GIVEN TASK:
Edit the items below so that every occurrence of "bbox" becomes "bounding_box", and leave everything else unchanged.

ROWS:

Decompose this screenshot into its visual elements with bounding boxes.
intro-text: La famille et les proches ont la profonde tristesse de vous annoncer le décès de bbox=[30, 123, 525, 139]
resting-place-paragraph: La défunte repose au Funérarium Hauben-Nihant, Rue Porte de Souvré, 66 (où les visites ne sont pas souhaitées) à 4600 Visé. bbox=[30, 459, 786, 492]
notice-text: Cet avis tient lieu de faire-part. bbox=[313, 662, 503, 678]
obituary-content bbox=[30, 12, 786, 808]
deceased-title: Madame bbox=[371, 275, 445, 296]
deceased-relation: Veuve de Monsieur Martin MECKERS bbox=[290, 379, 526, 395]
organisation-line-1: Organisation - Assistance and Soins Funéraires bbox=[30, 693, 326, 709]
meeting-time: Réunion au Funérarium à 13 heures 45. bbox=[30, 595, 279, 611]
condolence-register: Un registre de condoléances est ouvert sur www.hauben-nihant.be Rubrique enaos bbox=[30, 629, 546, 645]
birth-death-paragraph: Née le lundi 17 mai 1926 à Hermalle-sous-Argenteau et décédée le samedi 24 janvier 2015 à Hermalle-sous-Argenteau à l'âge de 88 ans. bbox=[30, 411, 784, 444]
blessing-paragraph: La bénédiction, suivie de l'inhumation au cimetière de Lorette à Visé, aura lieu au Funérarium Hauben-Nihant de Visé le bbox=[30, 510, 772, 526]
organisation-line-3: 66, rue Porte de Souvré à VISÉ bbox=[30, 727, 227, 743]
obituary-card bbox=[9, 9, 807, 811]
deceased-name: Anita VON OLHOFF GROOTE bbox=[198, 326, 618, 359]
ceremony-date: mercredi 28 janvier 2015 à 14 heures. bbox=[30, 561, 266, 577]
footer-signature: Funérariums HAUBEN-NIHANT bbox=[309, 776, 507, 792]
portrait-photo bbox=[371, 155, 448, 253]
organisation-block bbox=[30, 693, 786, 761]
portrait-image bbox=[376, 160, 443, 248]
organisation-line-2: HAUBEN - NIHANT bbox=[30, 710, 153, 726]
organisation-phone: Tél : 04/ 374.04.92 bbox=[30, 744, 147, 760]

COMPLETED EXERCISE:
Decompose this screenshot into its visual elements with bounding boxes.
intro-text: La famille et les proches ont la profonde tristesse de vous annoncer le décès de bounding_box=[30, 123, 525, 139]
resting-place-paragraph: La défunte repose au Funérarium Hauben-Nihant, Rue Porte de Souvré, 66 (où les visites ne sont pas souhaitées) à 4600 Visé. bounding_box=[30, 459, 786, 492]
notice-text: Cet avis tient lieu de faire-part. bounding_box=[313, 662, 503, 678]
obituary-content bounding_box=[30, 12, 786, 808]
deceased-title: Madame bounding_box=[371, 275, 445, 296]
deceased-relation: Veuve de Monsieur Martin MECKERS bounding_box=[290, 379, 526, 395]
organisation-line-1: Organisation - Assistance and Soins Funéraires bounding_box=[30, 693, 326, 709]
meeting-time: Réunion au Funérarium à 13 heures 45. bounding_box=[30, 595, 279, 611]
condolence-register: Un registre de condoléances est ouvert sur www.hauben-nihant.be Rubrique enaos bounding_box=[30, 629, 546, 645]
birth-death-paragraph: Née le lundi 17 mai 1926 à Hermalle-sous-Argenteau et décédée le samedi 24 janvier 2015 à Hermalle-sous-Argenteau à l'âge de 88 ans. bounding_box=[30, 411, 784, 444]
blessing-paragraph: La bénédiction, suivie de l'inhumation au cimetière de Lorette à Visé, aura lieu au Funérarium Hauben-Nihant de Visé le bounding_box=[30, 510, 772, 526]
organisation-line-3: 66, rue Porte de Souvré à VISÉ bounding_box=[30, 727, 227, 743]
obituary-card bounding_box=[9, 9, 807, 811]
deceased-name: Anita VON OLHOFF GROOTE bounding_box=[198, 326, 618, 359]
ceremony-date: mercredi 28 janvier 2015 à 14 heures. bounding_box=[30, 561, 266, 577]
footer-signature: Funérariums HAUBEN-NIHANT bounding_box=[309, 776, 507, 792]
portrait-photo bounding_box=[371, 155, 448, 253]
organisation-block bounding_box=[30, 693, 786, 761]
portrait-image bounding_box=[376, 160, 443, 248]
organisation-line-2: HAUBEN - NIHANT bounding_box=[30, 710, 153, 726]
organisation-phone: Tél : 04/ 374.04.92 bounding_box=[30, 744, 147, 760]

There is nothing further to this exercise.